-- Exercise brief --
Retype each entry below exactly as it stands.

------------------------

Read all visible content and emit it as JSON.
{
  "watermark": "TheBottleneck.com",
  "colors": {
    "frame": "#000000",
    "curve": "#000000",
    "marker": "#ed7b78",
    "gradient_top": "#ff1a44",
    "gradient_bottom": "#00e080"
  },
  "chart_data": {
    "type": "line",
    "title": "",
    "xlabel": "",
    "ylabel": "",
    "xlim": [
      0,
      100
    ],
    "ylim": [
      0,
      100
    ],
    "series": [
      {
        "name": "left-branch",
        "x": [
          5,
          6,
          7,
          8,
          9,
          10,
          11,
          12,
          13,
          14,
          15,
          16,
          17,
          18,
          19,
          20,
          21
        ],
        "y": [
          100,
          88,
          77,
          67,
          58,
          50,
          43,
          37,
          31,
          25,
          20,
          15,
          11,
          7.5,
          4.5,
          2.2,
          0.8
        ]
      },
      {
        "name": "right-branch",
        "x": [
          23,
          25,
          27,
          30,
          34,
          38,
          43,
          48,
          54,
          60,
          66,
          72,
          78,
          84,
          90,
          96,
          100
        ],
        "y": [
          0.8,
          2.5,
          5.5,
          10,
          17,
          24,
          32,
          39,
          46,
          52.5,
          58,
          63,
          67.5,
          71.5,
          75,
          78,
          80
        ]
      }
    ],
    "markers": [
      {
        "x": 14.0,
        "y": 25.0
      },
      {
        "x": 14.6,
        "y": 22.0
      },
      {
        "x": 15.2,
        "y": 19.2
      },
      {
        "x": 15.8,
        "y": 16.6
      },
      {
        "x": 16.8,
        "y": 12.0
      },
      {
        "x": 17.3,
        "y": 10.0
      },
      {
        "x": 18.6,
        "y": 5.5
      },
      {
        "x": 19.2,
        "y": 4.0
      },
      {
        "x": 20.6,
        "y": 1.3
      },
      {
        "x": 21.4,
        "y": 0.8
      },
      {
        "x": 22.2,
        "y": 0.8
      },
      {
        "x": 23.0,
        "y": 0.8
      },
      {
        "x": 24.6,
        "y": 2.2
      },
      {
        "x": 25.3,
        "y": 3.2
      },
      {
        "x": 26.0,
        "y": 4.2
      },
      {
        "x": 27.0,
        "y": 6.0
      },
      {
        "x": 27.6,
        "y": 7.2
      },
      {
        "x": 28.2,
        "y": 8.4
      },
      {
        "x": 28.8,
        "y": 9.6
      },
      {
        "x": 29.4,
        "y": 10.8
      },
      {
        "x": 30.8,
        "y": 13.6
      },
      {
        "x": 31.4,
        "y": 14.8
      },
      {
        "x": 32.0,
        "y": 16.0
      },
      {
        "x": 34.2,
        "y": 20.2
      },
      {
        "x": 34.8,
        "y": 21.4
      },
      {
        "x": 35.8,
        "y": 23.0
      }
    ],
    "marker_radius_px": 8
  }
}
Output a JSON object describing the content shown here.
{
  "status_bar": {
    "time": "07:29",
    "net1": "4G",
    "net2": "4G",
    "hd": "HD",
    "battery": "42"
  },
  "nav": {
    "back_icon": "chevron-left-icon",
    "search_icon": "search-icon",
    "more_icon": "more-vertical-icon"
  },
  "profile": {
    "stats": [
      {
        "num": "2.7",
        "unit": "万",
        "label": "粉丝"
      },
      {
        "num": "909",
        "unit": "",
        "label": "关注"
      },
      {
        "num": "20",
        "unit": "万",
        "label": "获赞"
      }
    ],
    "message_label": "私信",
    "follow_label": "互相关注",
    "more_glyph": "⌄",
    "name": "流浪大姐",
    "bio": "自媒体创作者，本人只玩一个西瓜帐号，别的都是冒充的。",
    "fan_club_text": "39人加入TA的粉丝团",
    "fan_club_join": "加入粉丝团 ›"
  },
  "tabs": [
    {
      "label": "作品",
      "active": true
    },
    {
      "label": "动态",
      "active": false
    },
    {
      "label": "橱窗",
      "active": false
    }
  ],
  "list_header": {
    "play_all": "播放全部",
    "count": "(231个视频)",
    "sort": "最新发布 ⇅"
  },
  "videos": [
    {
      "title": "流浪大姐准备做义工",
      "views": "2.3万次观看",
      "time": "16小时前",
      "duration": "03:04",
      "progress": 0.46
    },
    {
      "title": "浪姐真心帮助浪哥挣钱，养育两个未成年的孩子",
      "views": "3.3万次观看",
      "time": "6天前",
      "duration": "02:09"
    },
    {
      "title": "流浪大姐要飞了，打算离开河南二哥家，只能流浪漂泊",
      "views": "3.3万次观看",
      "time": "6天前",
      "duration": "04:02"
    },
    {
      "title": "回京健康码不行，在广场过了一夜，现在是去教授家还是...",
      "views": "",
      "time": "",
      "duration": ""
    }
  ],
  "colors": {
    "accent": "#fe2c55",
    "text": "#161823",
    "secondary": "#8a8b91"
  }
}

------------------------

-- Response for this exercise --
Read all visible content and emit it as JSON.
{
  "watermark": "TheBottleneck.com",
  "colors": {
    "frame": "#000000",
    "curve": "#000000",
    "marker": "#ed7b78",
    "gradient_top": "#ff1a44",
    "gradient_bottom": "#00e080"
  },
  "chart_data": {
    "type": "line",
    "title": "",
    "xlabel": "",
    "ylabel": "",
    "xlim": [
      0,
      100
    ],
    "ylim": [
      0,
      100
    ],
    "series": [
      {
        "name": "left-branch",
        "x": [
          5,
          6,
          7,
          8,
          9,
          10,
          11,
          12,
          13,
          14,
          15,
          16,
          17,
          18,
          19,
          20,
          21
        ],
        "y": [
          100,
          88,
          77,
          67,
          58,
          50,
          43,
          37,
          31,
          25,
          20,
          15,
          11,
          7.5,
          4.5,
          2.2,
          0.8
        ]
      },
      {
        "name": "right-branch",
        "x": [
          23,
          25,
          27,
          30,
          34,
          38,
          43,
          48,
          54,
          60,
          66,
          72,
          78,
          84,
          90,
          96,
          100
        ],
        "y": [
          0.8,
          2.5,
          5.5,
          10,
          17,
          24,
          32,
          39,
          46,
          52.5,
          58,
          63,
          67.5,
          71.5,
          75,
          78,
          80
        ]
      }
    ],
    "markers": [
      {
        "x": 14.0,
        "y": 25.0
      },
      {
        "x": 14.6,
        "y": 22.0
      },
      {
        "x": 15.2,
        "y": 19.2
      },
      {
        "x": 15.8,
        "y": 16.6
      },
      {
        "x": 16.8,
        "y": 12.0
      },
      {
        "x": 17.3,
        "y": 10.0
      },
      {
        "x": 18.6,
        "y": 5.5
      },
      {
        "x": 19.2,
        "y": 4.0
      },
      {
        "x": 20.6,
        "y": 1.3
      },
      {
        "x": 21.4,
        "y": 0.8
      },
      {
        "x": 22.2,
        "y": 0.8
      },
      {
        "x": 23.0,
        "y": 0.8
      },
      {
        "x": 24.6,
        "y": 2.2
      },
      {
        "x": 25.3,
        "y": 3.2
      },
      {
        "x": 26.0,
        "y": 4.2
      },
      {
        "x": 27.0,
        "y": 6.0
      },
      {
        "x": 27.6,
        "y": 7.2
      },
      {
        "x": 28.2,
        "y": 8.4
      },
      {
        "x": 28.8,
        "y": 9.6
      },
      {
        "x": 29.4,
        "y": 10.8
      },
      {
        "x": 30.8,
        "y": 13.6
      },
      {
        "x": 31.4,
        "y": 14.8
      },
      {
        "x": 32.0,
        "y": 16.0
      },
      {
        "x": 34.2,
        "y": 20.2
      },
      {
        "x": 34.8,
        "y": 21.4
      },
      {
        "x": 35.8,
        "y": 23.0
      }
    ],
    "marker_radius_px": 8
  }
}
Output a JSON object describing the content shown here.
{
  "status_bar": {
    "time": "07:29",
    "net1": "4G",
    "net2": "4G",
    "hd": "HD",
    "battery": "42"
  },
  "nav": {
    "back_icon": "chevron-left-icon",
    "search_icon": "search-icon",
    "more_icon": "more-vertical-icon"
  },
  "profile": {
    "stats": [
      {
        "num": "2.7",
        "unit": "万",
        "label": "粉丝"
      },
      {
        "num": "909",
        "unit": "",
        "label": "关注"
      },
      {
        "num": "20",
        "unit": "万",
        "label": "获赞"
      }
    ],
    "message_label": "私信",
    "follow_label": "互相关注",
    "more_glyph": "⌄",
    "name": "流浪大姐",
    "bio": "自媒体创作者，本人只玩一个西瓜帐号，别的都是冒充的。",
    "fan_club_text": "39人加入TA的粉丝团",
    "fan_club_join": "加入粉丝团 ›"
  },
  "tabs": [
    {
      "label": "作品",
      "active": true
    },
    {
      "label": "动态",
      "active": false
    },
    {
      "label": "橱窗",
      "active": false
    }
  ],
  "list_header": {
    "play_all": "播放全部",
    "count": "(231个视频)",
    "sort": "最新发布 ⇅"
  },
  "videos": [
    {
      "title": "流浪大姐准备做义工",
      "views": "2.3万次观看",
      "time": "16小时前",
      "duration": "03:04",
      "progress": 0.46
    },
    {
      "title": "浪姐真心帮助浪哥挣钱，养育两个未成年的孩子",
      "views": "3.3万次观看",
      "time": "6天前",
      "duration": "02:09"
    },
    {
      "title": "流浪大姐要飞了，打算离开河南二哥家，只能流浪漂泊",
      "views": "3.3万次观看",
      "time": "6天前",
      "duration": "04:02"
    },
    {
      "title": "回京健康码不行，在广场过了一夜，现在是去教授家还是...",
      "views": "",
      "time": "",
      "duration": ""
    }
  ],
  "colors": {
    "accent": "#fe2c55",
    "text": "#161823",
    "secondary": "#8a8b91"
  }
}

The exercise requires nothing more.